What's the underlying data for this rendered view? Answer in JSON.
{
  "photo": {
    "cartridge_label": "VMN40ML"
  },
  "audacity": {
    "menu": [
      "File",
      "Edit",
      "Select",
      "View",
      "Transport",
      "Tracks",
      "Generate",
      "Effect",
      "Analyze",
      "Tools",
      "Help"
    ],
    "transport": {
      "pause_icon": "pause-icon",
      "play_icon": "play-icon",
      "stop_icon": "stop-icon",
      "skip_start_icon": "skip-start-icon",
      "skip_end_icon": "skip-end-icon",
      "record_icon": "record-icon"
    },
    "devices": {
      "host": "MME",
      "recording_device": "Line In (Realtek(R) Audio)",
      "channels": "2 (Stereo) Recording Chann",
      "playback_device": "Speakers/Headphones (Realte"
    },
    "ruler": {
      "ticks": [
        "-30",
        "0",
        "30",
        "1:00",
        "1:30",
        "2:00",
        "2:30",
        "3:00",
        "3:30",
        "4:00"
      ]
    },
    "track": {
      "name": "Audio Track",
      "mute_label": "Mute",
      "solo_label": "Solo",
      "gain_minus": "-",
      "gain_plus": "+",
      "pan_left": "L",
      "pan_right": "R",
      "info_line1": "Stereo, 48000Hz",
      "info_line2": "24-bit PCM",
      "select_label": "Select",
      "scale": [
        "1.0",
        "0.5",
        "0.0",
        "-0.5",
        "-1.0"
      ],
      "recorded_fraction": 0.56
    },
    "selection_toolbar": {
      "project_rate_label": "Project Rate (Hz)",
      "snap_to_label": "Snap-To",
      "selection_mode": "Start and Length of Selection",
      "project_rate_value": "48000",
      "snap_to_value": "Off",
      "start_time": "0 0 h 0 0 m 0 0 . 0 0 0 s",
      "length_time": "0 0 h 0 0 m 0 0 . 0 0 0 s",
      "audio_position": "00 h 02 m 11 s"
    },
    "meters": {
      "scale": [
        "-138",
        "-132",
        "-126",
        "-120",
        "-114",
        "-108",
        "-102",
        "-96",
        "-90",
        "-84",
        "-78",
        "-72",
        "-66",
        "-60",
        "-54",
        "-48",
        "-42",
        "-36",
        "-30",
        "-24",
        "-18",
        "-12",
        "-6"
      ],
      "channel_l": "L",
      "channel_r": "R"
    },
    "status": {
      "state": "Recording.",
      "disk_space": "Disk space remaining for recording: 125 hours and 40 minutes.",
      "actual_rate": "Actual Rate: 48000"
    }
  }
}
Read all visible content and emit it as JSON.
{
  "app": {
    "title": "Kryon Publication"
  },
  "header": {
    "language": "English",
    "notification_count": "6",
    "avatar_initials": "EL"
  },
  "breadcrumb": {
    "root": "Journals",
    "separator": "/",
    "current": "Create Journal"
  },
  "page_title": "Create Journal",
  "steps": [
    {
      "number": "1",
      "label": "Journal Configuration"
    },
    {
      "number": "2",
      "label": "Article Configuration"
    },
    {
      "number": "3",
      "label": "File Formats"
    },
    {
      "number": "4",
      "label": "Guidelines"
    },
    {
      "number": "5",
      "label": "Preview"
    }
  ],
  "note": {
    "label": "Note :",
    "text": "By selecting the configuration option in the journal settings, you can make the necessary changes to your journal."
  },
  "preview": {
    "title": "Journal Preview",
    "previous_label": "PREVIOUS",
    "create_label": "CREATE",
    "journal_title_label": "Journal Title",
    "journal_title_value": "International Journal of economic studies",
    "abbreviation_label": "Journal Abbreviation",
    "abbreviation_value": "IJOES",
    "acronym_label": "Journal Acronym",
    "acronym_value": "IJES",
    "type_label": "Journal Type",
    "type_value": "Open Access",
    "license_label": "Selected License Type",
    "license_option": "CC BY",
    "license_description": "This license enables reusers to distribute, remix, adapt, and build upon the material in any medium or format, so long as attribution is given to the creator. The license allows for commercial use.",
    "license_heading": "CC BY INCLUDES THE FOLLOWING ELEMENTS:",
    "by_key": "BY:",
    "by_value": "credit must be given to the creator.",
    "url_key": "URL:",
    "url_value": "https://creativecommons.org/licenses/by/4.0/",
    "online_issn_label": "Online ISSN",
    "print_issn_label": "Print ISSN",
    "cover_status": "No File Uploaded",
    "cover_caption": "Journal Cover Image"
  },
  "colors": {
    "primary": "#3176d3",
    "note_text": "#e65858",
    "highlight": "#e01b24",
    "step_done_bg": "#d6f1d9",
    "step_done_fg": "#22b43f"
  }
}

———

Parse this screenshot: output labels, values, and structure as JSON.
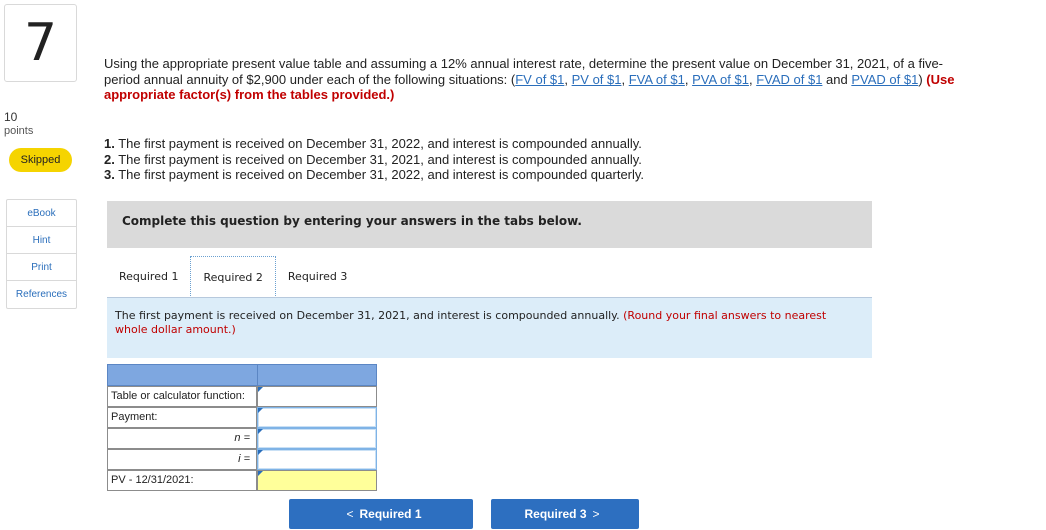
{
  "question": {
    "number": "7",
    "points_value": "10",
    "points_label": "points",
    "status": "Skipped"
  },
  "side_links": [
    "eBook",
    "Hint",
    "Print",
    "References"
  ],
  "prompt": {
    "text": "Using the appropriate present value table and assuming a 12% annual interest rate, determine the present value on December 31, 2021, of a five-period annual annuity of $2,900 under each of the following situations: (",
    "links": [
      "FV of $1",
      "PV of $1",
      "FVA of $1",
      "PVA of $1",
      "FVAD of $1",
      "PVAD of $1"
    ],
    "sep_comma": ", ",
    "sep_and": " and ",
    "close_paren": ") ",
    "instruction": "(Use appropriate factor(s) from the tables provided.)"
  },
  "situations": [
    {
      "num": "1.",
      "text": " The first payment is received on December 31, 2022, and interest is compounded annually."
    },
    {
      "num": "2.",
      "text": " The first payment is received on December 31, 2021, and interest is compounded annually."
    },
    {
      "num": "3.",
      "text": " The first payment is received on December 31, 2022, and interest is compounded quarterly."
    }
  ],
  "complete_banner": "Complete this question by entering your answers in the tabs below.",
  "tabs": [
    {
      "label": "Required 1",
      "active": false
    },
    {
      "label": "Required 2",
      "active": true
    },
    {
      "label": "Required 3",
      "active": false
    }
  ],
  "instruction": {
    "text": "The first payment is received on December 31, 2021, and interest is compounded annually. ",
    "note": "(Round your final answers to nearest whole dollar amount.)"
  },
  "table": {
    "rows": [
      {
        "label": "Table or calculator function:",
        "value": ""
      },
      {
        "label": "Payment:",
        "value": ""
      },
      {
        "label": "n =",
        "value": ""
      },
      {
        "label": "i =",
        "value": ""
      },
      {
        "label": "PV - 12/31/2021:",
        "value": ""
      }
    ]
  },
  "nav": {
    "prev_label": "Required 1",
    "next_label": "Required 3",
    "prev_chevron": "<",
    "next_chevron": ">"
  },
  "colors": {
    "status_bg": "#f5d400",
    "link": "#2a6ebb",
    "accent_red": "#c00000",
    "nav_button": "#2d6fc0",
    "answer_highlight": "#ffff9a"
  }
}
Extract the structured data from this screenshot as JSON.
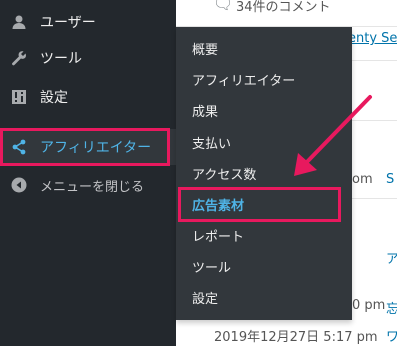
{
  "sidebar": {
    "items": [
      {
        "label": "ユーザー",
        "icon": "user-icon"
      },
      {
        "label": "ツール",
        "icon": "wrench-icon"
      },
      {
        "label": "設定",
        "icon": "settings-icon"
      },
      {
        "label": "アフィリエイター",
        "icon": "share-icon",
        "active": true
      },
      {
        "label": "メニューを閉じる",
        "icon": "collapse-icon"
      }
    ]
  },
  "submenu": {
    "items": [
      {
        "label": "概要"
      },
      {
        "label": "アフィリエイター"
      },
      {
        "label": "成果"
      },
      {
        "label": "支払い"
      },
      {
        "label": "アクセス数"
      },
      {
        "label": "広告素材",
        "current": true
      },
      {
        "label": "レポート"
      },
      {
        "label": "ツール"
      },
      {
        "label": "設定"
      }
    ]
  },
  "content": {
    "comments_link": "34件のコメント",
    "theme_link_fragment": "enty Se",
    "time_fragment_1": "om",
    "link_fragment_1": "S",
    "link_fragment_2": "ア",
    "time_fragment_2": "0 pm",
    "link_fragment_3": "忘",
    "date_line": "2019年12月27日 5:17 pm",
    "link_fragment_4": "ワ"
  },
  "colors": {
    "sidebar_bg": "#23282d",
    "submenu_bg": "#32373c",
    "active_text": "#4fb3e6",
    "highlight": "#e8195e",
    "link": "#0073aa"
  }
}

———

**STATED TASK:**
Copy out each line in the listing that has the word "data".

**ANSWER TO THIS PROBLEM:**
What's the underlying data for this rendered view? Answer in JSON.
Extract the structured data from this screenshot as JSON.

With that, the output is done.